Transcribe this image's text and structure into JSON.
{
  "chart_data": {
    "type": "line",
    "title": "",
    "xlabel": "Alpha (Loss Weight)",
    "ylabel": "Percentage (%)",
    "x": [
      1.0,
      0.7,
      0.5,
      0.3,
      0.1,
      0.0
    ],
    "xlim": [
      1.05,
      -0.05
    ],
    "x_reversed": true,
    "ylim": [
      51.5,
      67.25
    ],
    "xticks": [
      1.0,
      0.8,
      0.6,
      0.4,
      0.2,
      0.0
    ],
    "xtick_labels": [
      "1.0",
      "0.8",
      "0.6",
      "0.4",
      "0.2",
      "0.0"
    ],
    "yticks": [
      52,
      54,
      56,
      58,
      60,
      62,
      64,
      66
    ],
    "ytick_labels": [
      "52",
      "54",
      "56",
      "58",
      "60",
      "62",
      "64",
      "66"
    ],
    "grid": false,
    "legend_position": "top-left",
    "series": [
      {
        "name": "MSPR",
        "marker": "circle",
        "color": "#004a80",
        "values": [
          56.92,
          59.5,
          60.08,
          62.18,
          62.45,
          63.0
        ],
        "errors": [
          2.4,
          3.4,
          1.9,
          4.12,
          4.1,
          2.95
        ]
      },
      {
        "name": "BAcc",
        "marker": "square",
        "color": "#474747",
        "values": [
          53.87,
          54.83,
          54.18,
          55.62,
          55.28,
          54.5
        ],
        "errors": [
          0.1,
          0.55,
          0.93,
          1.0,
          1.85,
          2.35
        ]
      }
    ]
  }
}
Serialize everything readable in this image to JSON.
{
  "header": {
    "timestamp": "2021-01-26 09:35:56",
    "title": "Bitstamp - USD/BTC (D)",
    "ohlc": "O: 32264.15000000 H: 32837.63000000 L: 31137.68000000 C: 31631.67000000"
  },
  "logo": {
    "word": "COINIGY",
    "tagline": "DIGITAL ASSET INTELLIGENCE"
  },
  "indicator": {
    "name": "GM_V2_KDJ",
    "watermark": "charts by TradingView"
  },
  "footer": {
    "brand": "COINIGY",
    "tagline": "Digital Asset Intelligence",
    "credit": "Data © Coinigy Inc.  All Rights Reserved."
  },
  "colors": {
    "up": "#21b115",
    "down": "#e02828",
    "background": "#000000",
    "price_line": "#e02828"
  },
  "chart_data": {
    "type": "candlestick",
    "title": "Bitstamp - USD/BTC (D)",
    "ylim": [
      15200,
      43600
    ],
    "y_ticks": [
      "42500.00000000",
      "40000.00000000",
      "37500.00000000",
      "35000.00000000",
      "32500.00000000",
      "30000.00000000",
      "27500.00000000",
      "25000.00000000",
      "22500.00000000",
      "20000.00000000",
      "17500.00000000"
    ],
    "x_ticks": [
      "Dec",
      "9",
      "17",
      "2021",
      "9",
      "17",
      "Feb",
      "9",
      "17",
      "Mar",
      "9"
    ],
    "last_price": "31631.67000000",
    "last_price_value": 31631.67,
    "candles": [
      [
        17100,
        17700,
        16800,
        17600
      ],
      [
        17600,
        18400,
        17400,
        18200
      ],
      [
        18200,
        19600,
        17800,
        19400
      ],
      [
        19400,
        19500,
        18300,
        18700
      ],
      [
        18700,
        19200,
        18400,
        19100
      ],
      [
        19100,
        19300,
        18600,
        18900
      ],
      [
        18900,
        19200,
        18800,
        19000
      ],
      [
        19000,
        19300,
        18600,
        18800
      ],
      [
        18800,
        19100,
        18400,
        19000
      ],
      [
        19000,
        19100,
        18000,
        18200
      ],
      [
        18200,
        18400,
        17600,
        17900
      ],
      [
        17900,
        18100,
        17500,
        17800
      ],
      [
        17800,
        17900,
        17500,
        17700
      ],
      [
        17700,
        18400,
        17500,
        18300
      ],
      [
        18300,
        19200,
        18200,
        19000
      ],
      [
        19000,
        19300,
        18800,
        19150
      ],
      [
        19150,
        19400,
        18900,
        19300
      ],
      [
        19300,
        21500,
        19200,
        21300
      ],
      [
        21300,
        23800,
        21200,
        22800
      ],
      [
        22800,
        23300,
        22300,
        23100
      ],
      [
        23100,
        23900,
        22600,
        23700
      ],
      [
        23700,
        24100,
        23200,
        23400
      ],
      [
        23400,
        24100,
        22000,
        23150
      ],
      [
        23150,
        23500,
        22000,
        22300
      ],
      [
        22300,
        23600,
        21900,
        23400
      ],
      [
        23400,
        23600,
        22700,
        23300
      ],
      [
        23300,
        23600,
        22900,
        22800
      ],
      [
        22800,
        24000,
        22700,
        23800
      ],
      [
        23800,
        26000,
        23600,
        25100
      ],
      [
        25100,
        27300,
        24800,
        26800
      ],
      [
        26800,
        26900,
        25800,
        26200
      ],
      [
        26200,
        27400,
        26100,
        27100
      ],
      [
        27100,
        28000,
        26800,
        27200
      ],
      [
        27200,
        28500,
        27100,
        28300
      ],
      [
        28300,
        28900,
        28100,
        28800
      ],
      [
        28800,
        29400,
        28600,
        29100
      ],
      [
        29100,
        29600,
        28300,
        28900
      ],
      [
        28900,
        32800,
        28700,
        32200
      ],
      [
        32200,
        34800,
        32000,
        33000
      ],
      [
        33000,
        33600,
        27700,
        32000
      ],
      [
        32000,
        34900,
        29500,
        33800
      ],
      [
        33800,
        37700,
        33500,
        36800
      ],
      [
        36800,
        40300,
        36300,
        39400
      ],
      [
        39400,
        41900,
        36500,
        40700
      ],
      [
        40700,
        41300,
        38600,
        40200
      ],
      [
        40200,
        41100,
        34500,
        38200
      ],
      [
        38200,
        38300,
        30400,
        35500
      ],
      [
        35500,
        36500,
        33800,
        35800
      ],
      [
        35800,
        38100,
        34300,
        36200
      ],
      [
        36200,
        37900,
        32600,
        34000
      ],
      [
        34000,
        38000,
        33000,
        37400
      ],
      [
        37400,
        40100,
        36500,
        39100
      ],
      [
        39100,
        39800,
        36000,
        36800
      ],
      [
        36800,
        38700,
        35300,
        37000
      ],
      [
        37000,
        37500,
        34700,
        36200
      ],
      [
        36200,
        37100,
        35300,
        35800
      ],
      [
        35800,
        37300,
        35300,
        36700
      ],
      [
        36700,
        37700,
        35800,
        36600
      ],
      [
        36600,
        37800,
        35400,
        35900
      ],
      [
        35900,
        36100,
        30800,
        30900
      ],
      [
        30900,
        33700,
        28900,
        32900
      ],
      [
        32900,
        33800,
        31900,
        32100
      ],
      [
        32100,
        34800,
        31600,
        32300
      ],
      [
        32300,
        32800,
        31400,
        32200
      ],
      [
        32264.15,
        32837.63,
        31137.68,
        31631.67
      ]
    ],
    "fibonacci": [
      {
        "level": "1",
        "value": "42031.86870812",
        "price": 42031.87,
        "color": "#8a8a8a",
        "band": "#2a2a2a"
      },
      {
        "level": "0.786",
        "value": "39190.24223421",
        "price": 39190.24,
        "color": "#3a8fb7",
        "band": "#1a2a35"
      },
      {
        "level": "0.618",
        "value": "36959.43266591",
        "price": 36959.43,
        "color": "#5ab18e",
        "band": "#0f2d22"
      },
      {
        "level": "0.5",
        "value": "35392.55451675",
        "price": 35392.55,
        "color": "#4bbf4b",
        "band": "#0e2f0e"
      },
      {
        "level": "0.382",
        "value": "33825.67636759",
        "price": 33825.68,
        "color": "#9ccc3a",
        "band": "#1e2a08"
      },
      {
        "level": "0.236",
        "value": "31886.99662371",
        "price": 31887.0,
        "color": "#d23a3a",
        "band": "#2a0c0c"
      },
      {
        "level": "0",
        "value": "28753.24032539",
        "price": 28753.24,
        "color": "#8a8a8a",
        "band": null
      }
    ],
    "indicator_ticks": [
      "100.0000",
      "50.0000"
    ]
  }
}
------------------------
→ WHAT YOU HAVE TO DO: Select and copy every line of the material that holds the string "tagline".

→ FINISHED EXERCISE:
    "tagline": "DIGITAL ASSET INTELLIGENCE"
    "tagline": "Digital Asset Intelligence",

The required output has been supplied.